#### [What to produce]
Look for the string "Blueprint" and copy every line that has it.

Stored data
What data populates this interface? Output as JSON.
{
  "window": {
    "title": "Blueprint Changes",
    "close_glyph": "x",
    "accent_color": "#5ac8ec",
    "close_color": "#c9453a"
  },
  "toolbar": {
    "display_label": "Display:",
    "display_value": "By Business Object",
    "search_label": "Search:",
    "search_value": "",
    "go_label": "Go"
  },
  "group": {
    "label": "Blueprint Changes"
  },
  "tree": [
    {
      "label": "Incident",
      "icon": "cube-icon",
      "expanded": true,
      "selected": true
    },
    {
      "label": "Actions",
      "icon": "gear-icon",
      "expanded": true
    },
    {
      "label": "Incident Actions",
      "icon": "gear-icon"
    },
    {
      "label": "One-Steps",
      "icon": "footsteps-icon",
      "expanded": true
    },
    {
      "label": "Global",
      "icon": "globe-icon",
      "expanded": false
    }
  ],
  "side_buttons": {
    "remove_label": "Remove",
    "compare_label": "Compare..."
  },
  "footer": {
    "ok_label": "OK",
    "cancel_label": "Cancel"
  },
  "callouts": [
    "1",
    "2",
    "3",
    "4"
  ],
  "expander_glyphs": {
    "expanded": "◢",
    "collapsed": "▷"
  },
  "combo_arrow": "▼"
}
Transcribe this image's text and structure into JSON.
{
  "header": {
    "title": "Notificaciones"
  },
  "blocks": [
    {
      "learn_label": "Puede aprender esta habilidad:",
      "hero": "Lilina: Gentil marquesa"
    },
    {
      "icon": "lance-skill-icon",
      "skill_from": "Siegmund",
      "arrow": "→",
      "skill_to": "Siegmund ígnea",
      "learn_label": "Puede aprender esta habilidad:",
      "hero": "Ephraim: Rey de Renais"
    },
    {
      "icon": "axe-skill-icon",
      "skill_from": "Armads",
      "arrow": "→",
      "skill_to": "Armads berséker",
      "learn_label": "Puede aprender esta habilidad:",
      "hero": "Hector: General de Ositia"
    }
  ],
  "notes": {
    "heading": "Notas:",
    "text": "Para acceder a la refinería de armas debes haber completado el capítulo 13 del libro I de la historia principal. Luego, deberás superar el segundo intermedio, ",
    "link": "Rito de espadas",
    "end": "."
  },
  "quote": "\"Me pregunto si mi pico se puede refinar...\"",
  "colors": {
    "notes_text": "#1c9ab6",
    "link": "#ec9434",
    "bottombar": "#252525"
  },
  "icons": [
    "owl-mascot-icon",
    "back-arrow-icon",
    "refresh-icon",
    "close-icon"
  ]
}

#### [Task answer]
    "title": "Blueprint Changes",
    "label": "Blueprint Changes"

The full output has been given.